**Task description**. Print the full listing exactly.

**Material**.
:::::
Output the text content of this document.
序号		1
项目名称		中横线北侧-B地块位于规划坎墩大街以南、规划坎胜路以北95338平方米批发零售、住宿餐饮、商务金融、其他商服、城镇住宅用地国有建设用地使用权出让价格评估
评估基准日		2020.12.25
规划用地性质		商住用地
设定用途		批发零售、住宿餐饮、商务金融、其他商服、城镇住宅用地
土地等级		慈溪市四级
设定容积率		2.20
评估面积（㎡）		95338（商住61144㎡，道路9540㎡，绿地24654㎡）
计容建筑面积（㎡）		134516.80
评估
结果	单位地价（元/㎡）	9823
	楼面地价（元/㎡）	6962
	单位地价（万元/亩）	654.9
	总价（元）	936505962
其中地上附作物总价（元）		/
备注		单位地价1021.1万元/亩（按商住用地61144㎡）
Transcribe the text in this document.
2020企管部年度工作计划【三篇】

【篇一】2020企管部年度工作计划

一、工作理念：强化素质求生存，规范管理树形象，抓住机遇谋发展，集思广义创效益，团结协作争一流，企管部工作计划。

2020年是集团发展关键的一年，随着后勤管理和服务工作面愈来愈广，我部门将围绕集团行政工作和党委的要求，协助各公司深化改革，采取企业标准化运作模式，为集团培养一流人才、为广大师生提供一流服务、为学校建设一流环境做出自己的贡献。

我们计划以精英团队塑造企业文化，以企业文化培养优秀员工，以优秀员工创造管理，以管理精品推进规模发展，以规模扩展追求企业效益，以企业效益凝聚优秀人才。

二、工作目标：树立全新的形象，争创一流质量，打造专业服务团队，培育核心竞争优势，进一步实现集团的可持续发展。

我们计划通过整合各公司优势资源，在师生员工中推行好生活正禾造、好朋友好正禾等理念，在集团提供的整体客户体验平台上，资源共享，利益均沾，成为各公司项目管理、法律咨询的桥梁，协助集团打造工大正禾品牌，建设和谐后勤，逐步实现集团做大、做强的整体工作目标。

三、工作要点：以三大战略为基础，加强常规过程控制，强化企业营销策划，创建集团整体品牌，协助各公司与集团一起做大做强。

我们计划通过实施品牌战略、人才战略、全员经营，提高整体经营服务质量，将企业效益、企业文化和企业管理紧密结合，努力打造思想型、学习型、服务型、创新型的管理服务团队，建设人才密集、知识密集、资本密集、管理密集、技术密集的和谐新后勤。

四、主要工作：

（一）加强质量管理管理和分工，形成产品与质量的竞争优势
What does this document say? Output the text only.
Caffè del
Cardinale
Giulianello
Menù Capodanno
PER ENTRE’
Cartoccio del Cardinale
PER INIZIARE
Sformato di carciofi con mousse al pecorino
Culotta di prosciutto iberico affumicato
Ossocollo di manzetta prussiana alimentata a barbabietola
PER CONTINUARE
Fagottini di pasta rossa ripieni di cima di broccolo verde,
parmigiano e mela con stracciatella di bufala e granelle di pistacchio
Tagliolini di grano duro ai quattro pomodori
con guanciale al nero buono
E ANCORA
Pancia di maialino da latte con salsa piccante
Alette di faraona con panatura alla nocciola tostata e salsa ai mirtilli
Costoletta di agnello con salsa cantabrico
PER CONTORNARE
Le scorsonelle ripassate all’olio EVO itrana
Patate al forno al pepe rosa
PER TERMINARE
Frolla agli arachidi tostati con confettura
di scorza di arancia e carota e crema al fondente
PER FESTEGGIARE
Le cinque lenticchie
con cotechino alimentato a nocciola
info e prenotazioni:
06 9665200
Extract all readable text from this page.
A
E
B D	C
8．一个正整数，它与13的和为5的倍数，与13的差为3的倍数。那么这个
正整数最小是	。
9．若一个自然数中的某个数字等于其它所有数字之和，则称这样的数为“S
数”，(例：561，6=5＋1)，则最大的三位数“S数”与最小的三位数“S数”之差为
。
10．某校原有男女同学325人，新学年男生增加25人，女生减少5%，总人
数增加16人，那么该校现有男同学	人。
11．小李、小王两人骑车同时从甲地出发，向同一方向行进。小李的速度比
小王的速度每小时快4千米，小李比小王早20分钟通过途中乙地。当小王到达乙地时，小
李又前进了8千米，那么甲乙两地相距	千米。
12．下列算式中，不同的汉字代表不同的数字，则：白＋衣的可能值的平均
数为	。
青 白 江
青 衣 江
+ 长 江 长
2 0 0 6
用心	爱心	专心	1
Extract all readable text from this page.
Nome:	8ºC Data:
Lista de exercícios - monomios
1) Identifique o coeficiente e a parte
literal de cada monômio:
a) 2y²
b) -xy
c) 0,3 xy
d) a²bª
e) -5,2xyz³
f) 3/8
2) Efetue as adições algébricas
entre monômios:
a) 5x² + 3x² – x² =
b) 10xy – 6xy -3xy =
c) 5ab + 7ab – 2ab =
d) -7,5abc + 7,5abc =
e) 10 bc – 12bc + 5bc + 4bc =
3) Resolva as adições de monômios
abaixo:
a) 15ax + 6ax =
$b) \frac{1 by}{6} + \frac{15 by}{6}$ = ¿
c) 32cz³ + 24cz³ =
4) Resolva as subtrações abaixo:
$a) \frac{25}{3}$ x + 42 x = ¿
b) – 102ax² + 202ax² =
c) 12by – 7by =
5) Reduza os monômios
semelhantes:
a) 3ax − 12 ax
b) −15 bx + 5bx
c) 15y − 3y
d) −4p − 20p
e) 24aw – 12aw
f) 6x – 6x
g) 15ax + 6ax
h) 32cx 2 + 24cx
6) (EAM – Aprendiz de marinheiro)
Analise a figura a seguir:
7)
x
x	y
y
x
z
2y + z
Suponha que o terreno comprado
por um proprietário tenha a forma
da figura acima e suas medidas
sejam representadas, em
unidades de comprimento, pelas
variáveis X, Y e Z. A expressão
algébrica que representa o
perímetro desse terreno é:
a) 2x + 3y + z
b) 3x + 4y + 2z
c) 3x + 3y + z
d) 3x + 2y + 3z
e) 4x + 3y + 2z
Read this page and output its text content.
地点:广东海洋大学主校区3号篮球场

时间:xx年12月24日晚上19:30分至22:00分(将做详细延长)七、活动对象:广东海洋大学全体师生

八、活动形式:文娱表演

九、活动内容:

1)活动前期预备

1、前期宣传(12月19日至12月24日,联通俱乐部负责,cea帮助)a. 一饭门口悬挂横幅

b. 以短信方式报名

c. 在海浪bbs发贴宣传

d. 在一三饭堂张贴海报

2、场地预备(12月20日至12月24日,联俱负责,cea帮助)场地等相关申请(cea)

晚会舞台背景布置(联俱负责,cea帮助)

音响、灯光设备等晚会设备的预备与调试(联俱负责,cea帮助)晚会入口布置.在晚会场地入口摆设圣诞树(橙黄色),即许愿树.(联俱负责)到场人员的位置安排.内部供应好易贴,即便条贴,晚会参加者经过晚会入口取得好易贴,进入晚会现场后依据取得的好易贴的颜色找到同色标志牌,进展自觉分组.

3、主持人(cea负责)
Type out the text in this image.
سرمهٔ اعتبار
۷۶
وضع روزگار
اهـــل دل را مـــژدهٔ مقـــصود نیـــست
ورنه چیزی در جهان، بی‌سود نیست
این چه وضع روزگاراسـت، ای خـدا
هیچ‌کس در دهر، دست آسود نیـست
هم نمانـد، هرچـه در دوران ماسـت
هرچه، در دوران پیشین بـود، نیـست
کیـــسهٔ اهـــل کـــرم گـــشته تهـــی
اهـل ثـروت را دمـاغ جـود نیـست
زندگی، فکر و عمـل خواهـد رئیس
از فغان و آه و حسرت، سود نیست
:::::
**Exercise response**.
Output the text content of this document.
序号		1
项目名称		中横线北侧-B地块位于规划坎墩大街以南、规划坎胜路以北95338平方米批发零售、住宿餐饮、商务金融、其他商服、城镇住宅用地国有建设用地使用权出让价格评估
评估基准日		2020.12.25
规划用地性质		商住用地
设定用途		批发零售、住宿餐饮、商务金融、其他商服、城镇住宅用地
土地等级		慈溪市四级
设定容积率		2.20
评估面积（㎡）		95338（商住61144㎡，道路9540㎡，绿地24654㎡）
计容建筑面积（㎡）		134516.80
评估
结果	单位地价（元/㎡）	9823
	楼面地价（元/㎡）	6962
	单位地价（万元/亩）	654.9
	总价（元）	936505962
其中地上附作物总价（元）		/
备注		单位地价1021.1万元/亩（按商住用地61144㎡）
Transcribe the text in this document.
2020企管部年度工作计划【三篇】

【篇一】2020企管部年度工作计划

一、工作理念：强化素质求生存，规范管理树形象，抓住机遇谋发展，集思广义创效益，团结协作争一流，企管部工作计划。

2020年是集团发展关键的一年，随着后勤管理和服务工作面愈来愈广，我部门将围绕集团行政工作和党委的要求，协助各公司深化改革，采取企业标准化运作模式，为集团培养一流人才、为广大师生提供一流服务、为学校建设一流环境做出自己的贡献。

我们计划以精英团队塑造企业文化，以企业文化培养优秀员工，以优秀员工创造管理，以管理精品推进规模发展，以规模扩展追求企业效益，以企业效益凝聚优秀人才。

二、工作目标：树立全新的形象，争创一流质量，打造专业服务团队，培育核心竞争优势，进一步实现集团的可持续发展。

我们计划通过整合各公司优势资源，在师生员工中推行好生活正禾造、好朋友好正禾等理念，在集团提供的整体客户体验平台上，资源共享，利益均沾，成为各公司项目管理、法律咨询的桥梁，协助集团打造工大正禾品牌，建设和谐后勤，逐步实现集团做大、做强的整体工作目标。

三、工作要点：以三大战略为基础，加强常规过程控制，强化企业营销策划，创建集团整体品牌，协助各公司与集团一起做大做强。

我们计划通过实施品牌战略、人才战略、全员经营，提高整体经营服务质量，将企业效益、企业文化和企业管理紧密结合，努力打造思想型、学习型、服务型、创新型的管理服务团队，建设人才密集、知识密集、资本密集、管理密集、技术密集的和谐新后勤。

四、主要工作：

（一）加强质量管理管理和分工，形成产品与质量的竞争优势
What does this document say? Output the text only.
Caffè del
Cardinale
Giulianello
Menù Capodanno
PER ENTRE’
Cartoccio del Cardinale
PER INIZIARE
Sformato di carciofi con mousse al pecorino
Culotta di prosciutto iberico affumicato
Ossocollo di manzetta prussiana alimentata a barbabietola
PER CONTINUARE
Fagottini di pasta rossa ripieni di cima di broccolo verde,
parmigiano e mela con stracciatella di bufala e granelle di pistacchio
Tagliolini di grano duro ai quattro pomodori
con guanciale al nero buono
E ANCORA
Pancia di maialino da latte con salsa piccante
Alette di faraona con panatura alla nocciola tostata e salsa ai mirtilli
Costoletta di agnello con salsa cantabrico
PER CONTORNARE
Le scorsonelle ripassate all’olio EVO itrana
Patate al forno al pepe rosa
PER TERMINARE
Frolla agli arachidi tostati con confettura
di scorza di arancia e carota e crema al fondente
PER FESTEGGIARE
Le cinque lenticchie
con cotechino alimentato a nocciola
info e prenotazioni:
06 9665200
Extract all readable text from this page.
A
E
B D	C
8．一个正整数，它与13的和为5的倍数，与13的差为3的倍数。那么这个
正整数最小是	。
9．若一个自然数中的某个数字等于其它所有数字之和，则称这样的数为“S
数”，(例：561，6=5＋1)，则最大的三位数“S数”与最小的三位数“S数”之差为
。
10．某校原有男女同学325人，新学年男生增加25人，女生减少5%，总人
数增加16人，那么该校现有男同学	人。
11．小李、小王两人骑车同时从甲地出发，向同一方向行进。小李的速度比
小王的速度每小时快4千米，小李比小王早20分钟通过途中乙地。当小王到达乙地时，小
李又前进了8千米，那么甲乙两地相距	千米。
12．下列算式中，不同的汉字代表不同的数字，则：白＋衣的可能值的平均
数为	。
青 白 江
青 衣 江
+ 长 江 长
2 0 0 6
用心	爱心	专心	1
Extract all readable text from this page.
Nome:	8ºC Data:
Lista de exercícios - monomios
1) Identifique o coeficiente e a parte
literal de cada monômio:
a) 2y²
b) -xy
c) 0,3 xy
d) a²bª
e) -5,2xyz³
f) 3/8
2) Efetue as adições algébricas
entre monômios:
a) 5x² + 3x² – x² =
b) 10xy – 6xy -3xy =
c) 5ab + 7ab – 2ab =
d) -7,5abc + 7,5abc =
e) 10 bc – 12bc + 5bc + 4bc =
3) Resolva as adições de monômios
abaixo:
a) 15ax + 6ax =
$b) \frac{1 by}{6} + \frac{15 by}{6}$ = ¿
c) 32cz³ + 24cz³ =
4) Resolva as subtrações abaixo:
$a) \frac{25}{3}$ x + 42 x = ¿
b) – 102ax² + 202ax² =
c) 12by – 7by =
5) Reduza os monômios
semelhantes:
a) 3ax − 12 ax
b) −15 bx + 5bx
c) 15y − 3y
d) −4p − 20p
e) 24aw – 12aw
f) 6x – 6x
g) 15ax + 6ax
h) 32cx 2 + 24cx
6) (EAM – Aprendiz de marinheiro)
Analise a figura a seguir:
7)
x
x	y
y
x
z
2y + z
Suponha que o terreno comprado
por um proprietário tenha a forma
da figura acima e suas medidas
sejam representadas, em
unidades de comprimento, pelas
variáveis X, Y e Z. A expressão
algébrica que representa o
perímetro desse terreno é:
a) 2x + 3y + z
b) 3x + 4y + 2z
c) 3x + 3y + z
d) 3x + 2y + 3z
e) 4x + 3y + 2z
Read this page and output its text content.
地点:广东海洋大学主校区3号篮球场

时间:xx年12月24日晚上19:30分至22:00分(将做详细延长)七、活动对象:广东海洋大学全体师生

八、活动形式:文娱表演

九、活动内容:

1)活动前期预备

1、前期宣传(12月19日至12月24日,联通俱乐部负责,cea帮助)a. 一饭门口悬挂横幅

b. 以短信方式报名

c. 在海浪bbs发贴宣传

d. 在一三饭堂张贴海报

2、场地预备(12月20日至12月24日,联俱负责,cea帮助)场地等相关申请(cea)

晚会舞台背景布置(联俱负责,cea帮助)

音响、灯光设备等晚会设备的预备与调试(联俱负责,cea帮助)晚会入口布置.在晚会场地入口摆设圣诞树(橙黄色),即许愿树.(联俱负责)到场人员的位置安排.内部供应好易贴,即便条贴,晚会参加者经过晚会入口取得好易贴,进入晚会现场后依据取得的好易贴的颜色找到同色标志牌,进展自觉分组.

3、主持人(cea负责)
Type out the text in this image.
سرمهٔ اعتبار
۷۶
وضع روزگار
اهـــل دل را مـــژدهٔ مقـــصود نیـــست
ورنه چیزی در جهان، بی‌سود نیست
این چه وضع روزگاراسـت، ای خـدا
هیچ‌کس در دهر، دست آسود نیـست
هم نمانـد، هرچـه در دوران ماسـت
هرچه، در دوران پیشین بـود، نیـست
کیـــسهٔ اهـــل کـــرم گـــشته تهـــی
اهـل ثـروت را دمـاغ جـود نیـست
زندگی، فکر و عمـل خواهـد رئیس
از فغان و آه و حسرت، سود نیست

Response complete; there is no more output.